■ 記事:

■ ■ ■

大阪府吹田市、阪急千里線豊津駅を出ると目の前にある「花パン製作所」。
店主の中村朋子さんが主に製造、夫の大河さんが事業専従者として製造補助と販売を担当し、二人三脚ではじめたベーカリーです。
1年半ほど前にオープンして以来、客足の絶えないこの小さなお店は、ほぼ毎日16時前には商品が売り切れて閉店するほどの大人気店。
なぜ毎日売り切ることができるのか。人気の秘密は何なのか。お話を伺っていくうちに、このお店が、このお二人が、地域に愛されている理由が見えてきました。
経験ゼロの夫と二人三脚ではじめたベーカリー
夫婦二人で手探りで始めたベーカリー。夫の大河さんは当初、パン製造経験のまったくない状態でした。
はじめからお二人でお店を持つ計画だったのですか?
いえ、元々はわたしがお店を持ちたいという夢があって。ひとりでもできるちっちゃいお店を考えてたんですけど、パン屋さんで修業をしていくうちに、小さいお店でも1人で全部やるのはめっちゃ大変なのがわかったんです。でも、人を雇うのもちょっと勇気がいるなと思ってて。夫の大河は人と喋るのが好きな人なので、「接客担当にちょうどいいや」と思って(笑)
ちょくちょく勧誘されてましたね。僕は元々サラリーマンで別の仕事をしてきたんですけど、やっぱりひとつの事業を夫婦でするのって結構リスクだと思っていたので、ずっと断ってたんです。もし商売がうまくいかなかったときに、生活が成り立たないっていうのが一番怖いじゃないですか。それよりも、もしもの場合に僕の収入で生活を支えられるようにって考えてたんです。

■ ■ ■

■ 提供資料:
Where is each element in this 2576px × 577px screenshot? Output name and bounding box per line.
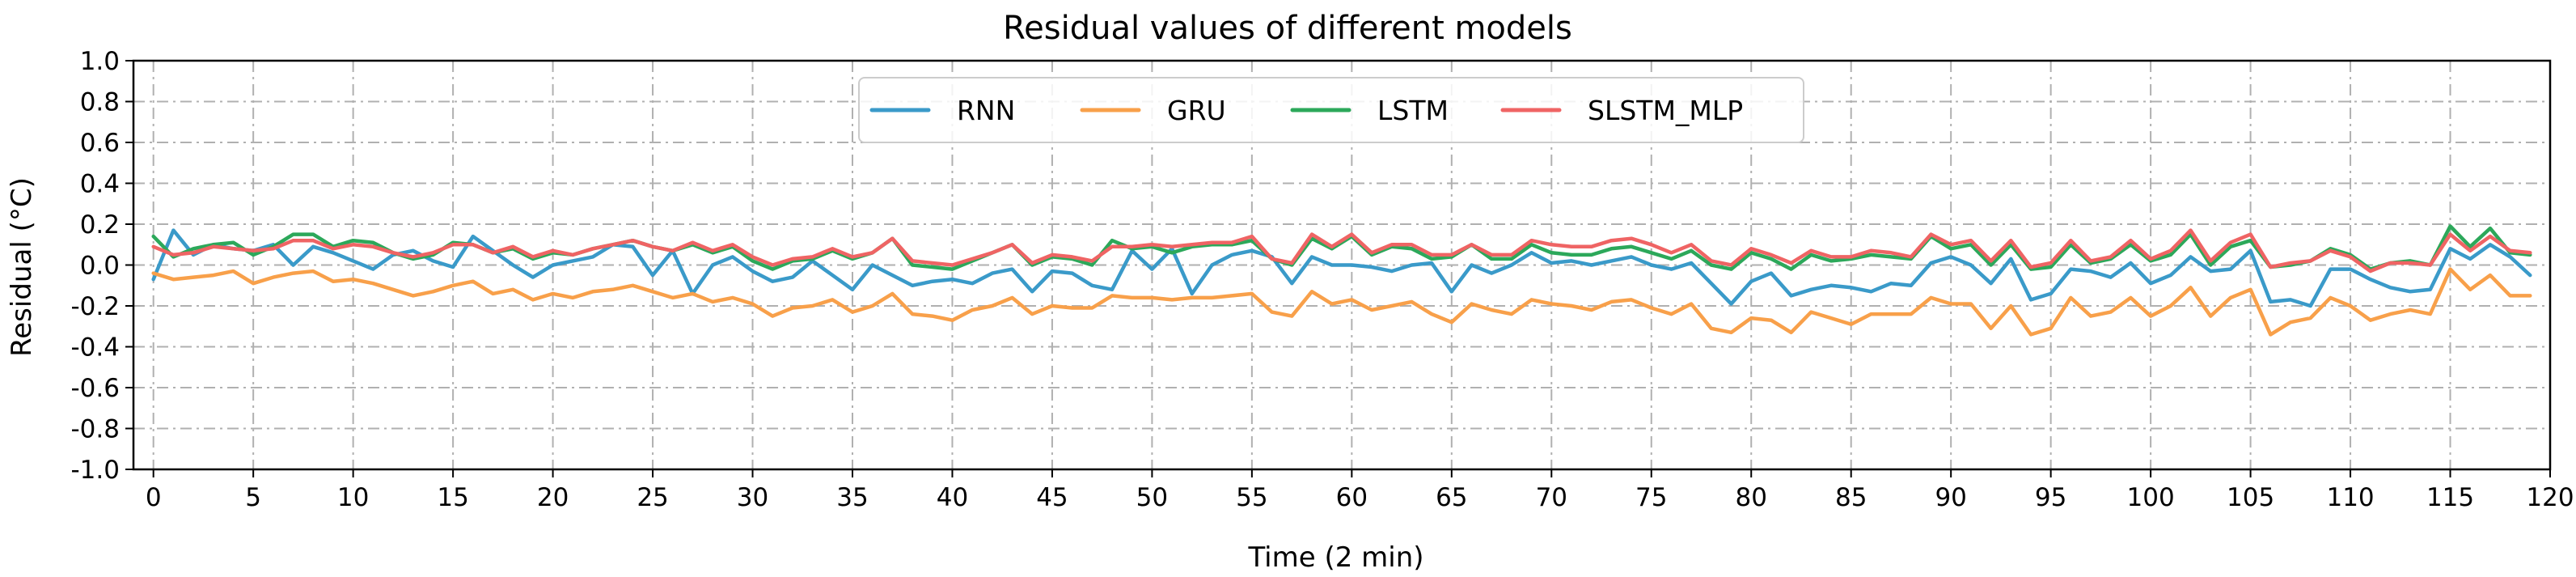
y-tick-label: -1.0 bbox=[71, 456, 121, 485]
y-tick-label: 0.2 bbox=[80, 210, 120, 240]
y-tick-label: 0.8 bbox=[80, 88, 120, 117]
x-tick-label: 70 bbox=[1536, 483, 1567, 512]
x-tick-label: 30 bbox=[737, 483, 768, 512]
x-tick-label: 20 bbox=[537, 483, 569, 512]
x-tick-label: 40 bbox=[937, 483, 968, 512]
ticks: 0 5 10 15 20 25 30 35 40 45 50 55 60 65 70 75 80 85 90 95 10… bbox=[71, 47, 2574, 512]
x-tick-label: 25 bbox=[637, 483, 668, 512]
series-layer bbox=[151, 224, 2532, 337]
y-axis-title: Residual (°C) bbox=[6, 177, 38, 357]
x-tick-label: 105 bbox=[2227, 483, 2274, 512]
chart-title: Residual values of different models bbox=[1003, 10, 1572, 47]
series-line-gru bbox=[151, 267, 2532, 337]
x-tick-label: 115 bbox=[2426, 483, 2474, 512]
x-tick-label: 80 bbox=[1736, 483, 1767, 512]
x-tick-label: 55 bbox=[1236, 483, 1267, 512]
x-tick-label: 95 bbox=[2035, 483, 2066, 512]
x-tick-label: 85 bbox=[1835, 483, 1867, 512]
series-line-rnn bbox=[151, 228, 2532, 308]
y-tick-label: 0.6 bbox=[80, 129, 120, 158]
legend-label-rnn: RNN bbox=[957, 95, 1015, 126]
x-tick-label: 0 bbox=[146, 483, 162, 512]
x-tick-label: 5 bbox=[245, 483, 261, 512]
y-tick-label: 1.0 bbox=[80, 47, 120, 76]
x-tick-label: 100 bbox=[2127, 483, 2175, 512]
x-tick-label: 60 bbox=[1336, 483, 1368, 512]
y-tick-label: -0.8 bbox=[71, 415, 121, 444]
y-tick-label: 0.4 bbox=[80, 170, 120, 199]
y-tick-label: -0.2 bbox=[71, 292, 121, 321]
y-tick-label: -0.4 bbox=[71, 333, 121, 363]
y-tick-label: 0.0 bbox=[80, 252, 120, 281]
legend-label-gru: GRU bbox=[1167, 95, 1226, 126]
series-line-slstm-mlp bbox=[151, 228, 2532, 274]
x-tick-label: 45 bbox=[1036, 483, 1068, 512]
plot-frame bbox=[132, 59, 2552, 471]
x-tick-label: 120 bbox=[2526, 483, 2574, 512]
x-tick-label: 110 bbox=[2326, 483, 2374, 512]
x-tick-label: 10 bbox=[337, 483, 369, 512]
x-tick-label: 50 bbox=[1136, 483, 1168, 512]
x-tick-label: 35 bbox=[836, 483, 868, 512]
x-tick-label: 90 bbox=[1935, 483, 1966, 512]
x-axis-title: Time (2 min) bbox=[1247, 541, 1423, 574]
legend: RNN GRU LSTM SLSTM_MLP bbox=[858, 77, 1804, 143]
y-tick-label: -0.6 bbox=[71, 374, 121, 403]
legend-label-slstm-mlp: SLSTM_MLP bbox=[1588, 95, 1743, 126]
x-tick-label: 65 bbox=[1436, 483, 1467, 512]
legend-label-lstm: LSTM bbox=[1377, 95, 1449, 126]
x-tick-label: 75 bbox=[1635, 483, 1667, 512]
x-tick-label: 15 bbox=[437, 483, 468, 512]
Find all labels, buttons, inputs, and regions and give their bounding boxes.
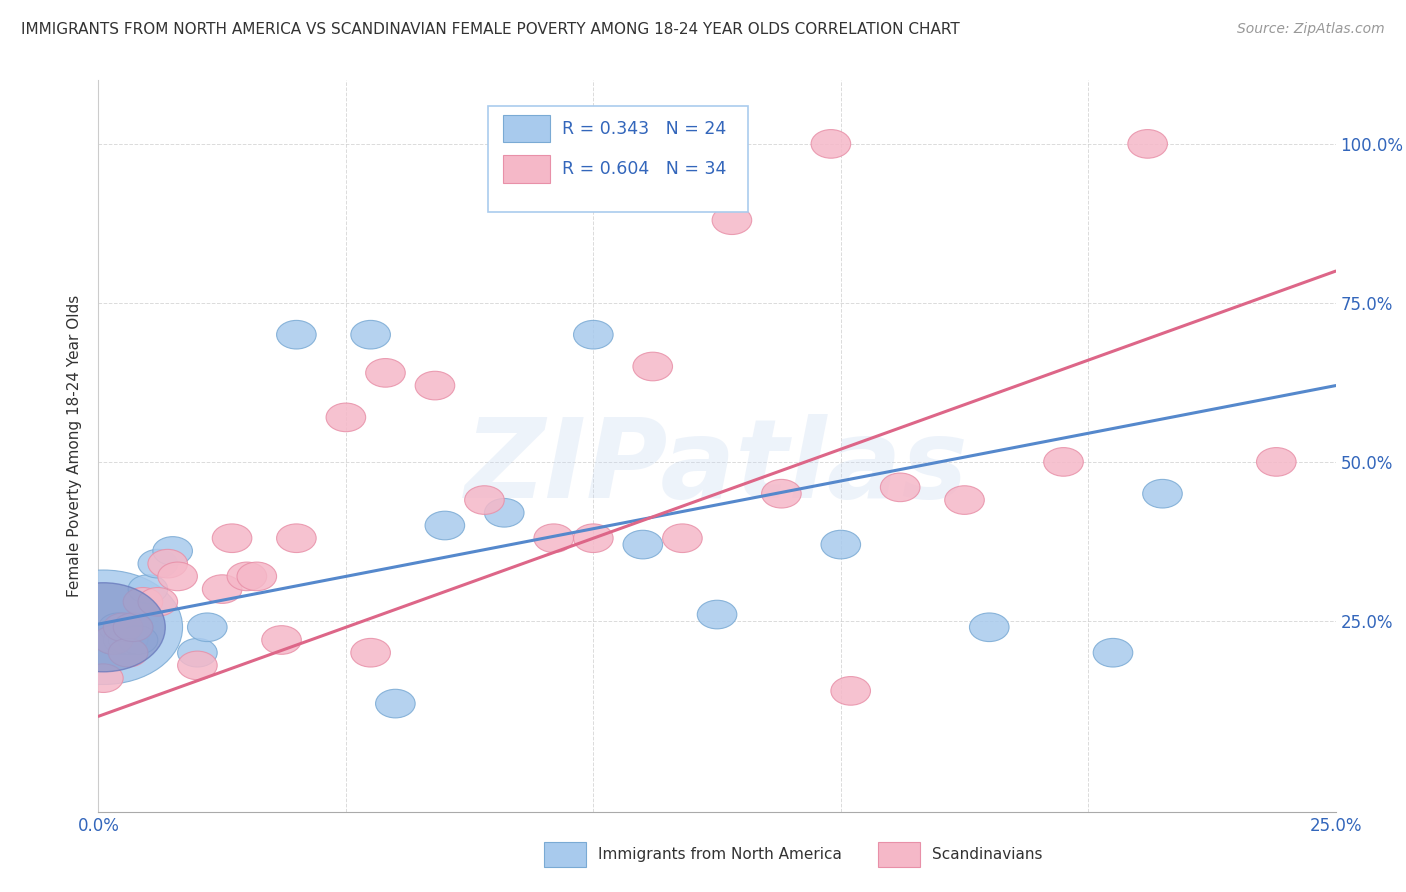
- Ellipse shape: [153, 537, 193, 566]
- Ellipse shape: [623, 530, 662, 559]
- Text: R = 0.343   N = 24: R = 0.343 N = 24: [562, 120, 727, 137]
- Ellipse shape: [187, 613, 228, 641]
- Ellipse shape: [238, 562, 277, 591]
- Ellipse shape: [262, 625, 301, 655]
- Ellipse shape: [128, 574, 167, 603]
- Ellipse shape: [138, 549, 177, 578]
- Ellipse shape: [880, 473, 920, 501]
- FancyBboxPatch shape: [503, 155, 550, 183]
- Ellipse shape: [177, 651, 217, 680]
- Ellipse shape: [711, 206, 752, 235]
- Ellipse shape: [485, 499, 524, 527]
- Text: Immigrants from North America: Immigrants from North America: [599, 847, 842, 862]
- Ellipse shape: [352, 639, 391, 667]
- Ellipse shape: [277, 524, 316, 552]
- Ellipse shape: [970, 613, 1010, 641]
- Ellipse shape: [124, 588, 163, 616]
- Ellipse shape: [1143, 479, 1182, 508]
- Ellipse shape: [415, 371, 454, 400]
- Y-axis label: Female Poverty Among 18-24 Year Olds: Female Poverty Among 18-24 Year Olds: [67, 295, 83, 597]
- Ellipse shape: [93, 625, 134, 655]
- FancyBboxPatch shape: [877, 842, 920, 867]
- Text: ZIPatlas: ZIPatlas: [465, 415, 969, 522]
- Ellipse shape: [1094, 639, 1133, 667]
- Ellipse shape: [762, 479, 801, 508]
- Ellipse shape: [366, 359, 405, 387]
- Text: Source: ZipAtlas.com: Source: ZipAtlas.com: [1237, 22, 1385, 37]
- Ellipse shape: [821, 530, 860, 559]
- Ellipse shape: [352, 320, 391, 349]
- Ellipse shape: [104, 613, 143, 641]
- Ellipse shape: [114, 613, 153, 641]
- Ellipse shape: [464, 486, 505, 515]
- Ellipse shape: [104, 625, 143, 655]
- Ellipse shape: [1257, 448, 1296, 476]
- Ellipse shape: [202, 574, 242, 603]
- Ellipse shape: [633, 352, 672, 381]
- Ellipse shape: [425, 511, 464, 540]
- Ellipse shape: [574, 524, 613, 552]
- Ellipse shape: [93, 625, 134, 655]
- Ellipse shape: [1043, 448, 1083, 476]
- Ellipse shape: [118, 625, 157, 655]
- Ellipse shape: [228, 562, 267, 591]
- FancyBboxPatch shape: [488, 106, 748, 212]
- Ellipse shape: [662, 524, 702, 552]
- Ellipse shape: [114, 613, 153, 641]
- Ellipse shape: [83, 664, 124, 692]
- Ellipse shape: [98, 613, 138, 641]
- Ellipse shape: [811, 129, 851, 158]
- Ellipse shape: [148, 549, 187, 578]
- Ellipse shape: [375, 690, 415, 718]
- FancyBboxPatch shape: [544, 842, 586, 867]
- Ellipse shape: [326, 403, 366, 432]
- Ellipse shape: [574, 320, 613, 349]
- Ellipse shape: [1128, 129, 1167, 158]
- Ellipse shape: [108, 625, 148, 655]
- Ellipse shape: [42, 582, 166, 672]
- Ellipse shape: [24, 570, 183, 684]
- Ellipse shape: [697, 600, 737, 629]
- Ellipse shape: [212, 524, 252, 552]
- Text: Scandinavians: Scandinavians: [932, 847, 1043, 862]
- Ellipse shape: [108, 639, 148, 667]
- Ellipse shape: [945, 486, 984, 515]
- Ellipse shape: [177, 639, 217, 667]
- Ellipse shape: [534, 524, 574, 552]
- Ellipse shape: [138, 588, 177, 616]
- Text: IMMIGRANTS FROM NORTH AMERICA VS SCANDINAVIAN FEMALE POVERTY AMONG 18-24 YEAR OL: IMMIGRANTS FROM NORTH AMERICA VS SCANDIN…: [21, 22, 960, 37]
- Ellipse shape: [157, 562, 197, 591]
- Ellipse shape: [831, 676, 870, 706]
- Ellipse shape: [277, 320, 316, 349]
- FancyBboxPatch shape: [503, 115, 550, 143]
- Text: R = 0.604   N = 34: R = 0.604 N = 34: [562, 160, 727, 178]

■ ■ ■

■ 課題 1:
記事によると、花パン製作所はどの駅を出た目の前にあるか。
■ 課題 2:
記事の中の「1年半ほど前にオープンして以来、客足の絶えないこの小さなお店は、ほぼ毎日16時前には商品が売り切れて閉店するほどの大人気店。」という一文を英語に訳せ。

■ 解答 1:
阪急千里線の豊津駅。

■ 解答 2:
Since opening about a year and a half ago, this small shop, which never runs short of customers, has become so popular that almost every day its goods sell out and it closes before 4 p.m.